## Begin Listed entries

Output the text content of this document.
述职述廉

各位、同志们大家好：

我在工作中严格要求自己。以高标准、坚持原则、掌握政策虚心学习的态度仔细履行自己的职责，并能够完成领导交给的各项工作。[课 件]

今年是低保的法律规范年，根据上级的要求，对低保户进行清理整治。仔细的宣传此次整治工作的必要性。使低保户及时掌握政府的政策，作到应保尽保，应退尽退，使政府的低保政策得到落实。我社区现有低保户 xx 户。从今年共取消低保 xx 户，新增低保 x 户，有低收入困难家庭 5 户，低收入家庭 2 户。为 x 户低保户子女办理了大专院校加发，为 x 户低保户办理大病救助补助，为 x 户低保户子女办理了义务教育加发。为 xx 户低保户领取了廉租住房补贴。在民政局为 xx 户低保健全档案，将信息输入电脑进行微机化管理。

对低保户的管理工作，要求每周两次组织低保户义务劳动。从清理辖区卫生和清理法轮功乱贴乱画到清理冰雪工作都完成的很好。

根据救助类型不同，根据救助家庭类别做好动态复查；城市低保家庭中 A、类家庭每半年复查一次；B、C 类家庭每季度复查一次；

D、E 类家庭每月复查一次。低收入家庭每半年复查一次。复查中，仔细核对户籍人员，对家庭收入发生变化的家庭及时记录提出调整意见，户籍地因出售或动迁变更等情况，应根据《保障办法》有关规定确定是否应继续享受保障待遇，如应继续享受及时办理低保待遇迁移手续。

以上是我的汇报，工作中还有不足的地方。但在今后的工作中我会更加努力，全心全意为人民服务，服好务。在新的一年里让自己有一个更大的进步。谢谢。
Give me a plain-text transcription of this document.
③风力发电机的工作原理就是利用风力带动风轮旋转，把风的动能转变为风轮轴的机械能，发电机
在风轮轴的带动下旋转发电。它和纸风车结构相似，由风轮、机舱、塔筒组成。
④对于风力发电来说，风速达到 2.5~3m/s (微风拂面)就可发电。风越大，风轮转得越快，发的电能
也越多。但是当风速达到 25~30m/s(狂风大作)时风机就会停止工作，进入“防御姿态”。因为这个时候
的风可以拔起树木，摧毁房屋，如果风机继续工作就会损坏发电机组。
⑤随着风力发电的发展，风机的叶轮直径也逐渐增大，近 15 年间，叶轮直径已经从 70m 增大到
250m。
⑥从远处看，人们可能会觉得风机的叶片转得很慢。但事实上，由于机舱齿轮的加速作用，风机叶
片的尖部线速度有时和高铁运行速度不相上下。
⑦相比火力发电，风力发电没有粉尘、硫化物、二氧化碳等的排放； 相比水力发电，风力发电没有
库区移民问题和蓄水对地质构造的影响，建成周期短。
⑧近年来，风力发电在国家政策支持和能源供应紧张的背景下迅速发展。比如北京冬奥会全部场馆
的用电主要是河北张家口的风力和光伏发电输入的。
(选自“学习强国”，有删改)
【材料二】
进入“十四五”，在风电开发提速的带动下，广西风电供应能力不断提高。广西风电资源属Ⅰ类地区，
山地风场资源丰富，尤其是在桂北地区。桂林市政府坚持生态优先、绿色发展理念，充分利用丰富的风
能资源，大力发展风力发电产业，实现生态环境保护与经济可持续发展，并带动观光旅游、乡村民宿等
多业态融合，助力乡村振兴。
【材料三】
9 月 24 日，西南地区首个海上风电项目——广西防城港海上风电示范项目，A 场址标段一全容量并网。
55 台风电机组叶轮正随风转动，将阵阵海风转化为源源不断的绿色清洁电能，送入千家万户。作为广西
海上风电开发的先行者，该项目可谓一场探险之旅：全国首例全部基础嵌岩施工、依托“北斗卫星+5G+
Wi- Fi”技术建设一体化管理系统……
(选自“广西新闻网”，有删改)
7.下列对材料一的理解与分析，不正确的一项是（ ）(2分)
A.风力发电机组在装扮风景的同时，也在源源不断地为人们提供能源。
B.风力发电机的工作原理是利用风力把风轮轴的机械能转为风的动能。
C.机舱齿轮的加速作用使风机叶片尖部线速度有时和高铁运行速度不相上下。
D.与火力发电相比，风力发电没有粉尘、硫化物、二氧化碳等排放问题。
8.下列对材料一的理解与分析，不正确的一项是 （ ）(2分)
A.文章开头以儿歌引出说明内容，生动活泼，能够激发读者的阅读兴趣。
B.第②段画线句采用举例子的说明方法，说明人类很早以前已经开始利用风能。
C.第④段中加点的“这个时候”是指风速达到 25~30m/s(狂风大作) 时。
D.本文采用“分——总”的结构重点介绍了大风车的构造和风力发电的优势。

## End Listed entries

#### What is asked:
Your task is to reproduce all of the records exactly.

#### Final result:
Output the text content of this document.
述职述廉

各位、同志们大家好：

我在工作中严格要求自己。以高标准、坚持原则、掌握政策虚心学习的态度仔细履行自己的职责，并能够完成领导交给的各项工作。[课 件]

今年是低保的法律规范年，根据上级的要求，对低保户进行清理整治。仔细的宣传此次整治工作的必要性。使低保户及时掌握政府的政策，作到应保尽保，应退尽退，使政府的低保政策得到落实。我社区现有低保户 xx 户。从今年共取消低保 xx 户，新增低保 x 户，有低收入困难家庭 5 户，低收入家庭 2 户。为 x 户低保户子女办理了大专院校加发，为 x 户低保户办理大病救助补助，为 x 户低保户子女办理了义务教育加发。为 xx 户低保户领取了廉租住房补贴。在民政局为 xx 户低保健全档案，将信息输入电脑进行微机化管理。

对低保户的管理工作，要求每周两次组织低保户义务劳动。从清理辖区卫生和清理法轮功乱贴乱画到清理冰雪工作都完成的很好。

根据救助类型不同，根据救助家庭类别做好动态复查；城市低保家庭中 A、类家庭每半年复查一次；B、C 类家庭每季度复查一次；

D、E 类家庭每月复查一次。低收入家庭每半年复查一次。复查中，仔细核对户籍人员，对家庭收入发生变化的家庭及时记录提出调整意见，户籍地因出售或动迁变更等情况，应根据《保障办法》有关规定确定是否应继续享受保障待遇，如应继续享受及时办理低保待遇迁移手续。

以上是我的汇报，工作中还有不足的地方。但在今后的工作中我会更加努力，全心全意为人民服务，服好务。在新的一年里让自己有一个更大的进步。谢谢。
Give me a plain-text transcription of this document.
③风力发电机的工作原理就是利用风力带动风轮旋转，把风的动能转变为风轮轴的机械能，发电机
在风轮轴的带动下旋转发电。它和纸风车结构相似，由风轮、机舱、塔筒组成。
④对于风力发电来说，风速达到 2.5~3m/s (微风拂面)就可发电。风越大，风轮转得越快，发的电能
也越多。但是当风速达到 25~30m/s(狂风大作)时风机就会停止工作，进入“防御姿态”。因为这个时候
的风可以拔起树木，摧毁房屋，如果风机继续工作就会损坏发电机组。
⑤随着风力发电的发展，风机的叶轮直径也逐渐增大，近 15 年间，叶轮直径已经从 70m 增大到
250m。
⑥从远处看，人们可能会觉得风机的叶片转得很慢。但事实上，由于机舱齿轮的加速作用，风机叶
片的尖部线速度有时和高铁运行速度不相上下。
⑦相比火力发电，风力发电没有粉尘、硫化物、二氧化碳等的排放； 相比水力发电，风力发电没有
库区移民问题和蓄水对地质构造的影响，建成周期短。
⑧近年来，风力发电在国家政策支持和能源供应紧张的背景下迅速发展。比如北京冬奥会全部场馆
的用电主要是河北张家口的风力和光伏发电输入的。
(选自“学习强国”，有删改)
【材料二】
进入“十四五”，在风电开发提速的带动下，广西风电供应能力不断提高。广西风电资源属Ⅰ类地区，
山地风场资源丰富，尤其是在桂北地区。桂林市政府坚持生态优先、绿色发展理念，充分利用丰富的风
能资源，大力发展风力发电产业，实现生态环境保护与经济可持续发展，并带动观光旅游、乡村民宿等
多业态融合，助力乡村振兴。
【材料三】
9 月 24 日，西南地区首个海上风电项目——广西防城港海上风电示范项目，A 场址标段一全容量并网。
55 台风电机组叶轮正随风转动，将阵阵海风转化为源源不断的绿色清洁电能，送入千家万户。作为广西
海上风电开发的先行者，该项目可谓一场探险之旅：全国首例全部基础嵌岩施工、依托“北斗卫星+5G+
Wi- Fi”技术建设一体化管理系统……
(选自“广西新闻网”，有删改)
7.下列对材料一的理解与分析，不正确的一项是（ ）(2分)
A.风力发电机组在装扮风景的同时，也在源源不断地为人们提供能源。
B.风力发电机的工作原理是利用风力把风轮轴的机械能转为风的动能。
C.机舱齿轮的加速作用使风机叶片尖部线速度有时和高铁运行速度不相上下。
D.与火力发电相比，风力发电没有粉尘、硫化物、二氧化碳等排放问题。
8.下列对材料一的理解与分析，不正确的一项是 （ ）(2分)
A.文章开头以儿歌引出说明内容，生动活泼，能够激发读者的阅读兴趣。
B.第②段画线句采用举例子的说明方法，说明人类很早以前已经开始利用风能。
C.第④段中加点的“这个时候”是指风速达到 25~30m/s(狂风大作) 时。
D.本文采用“分——总”的结构重点介绍了大风车的构造和风力发电的优势。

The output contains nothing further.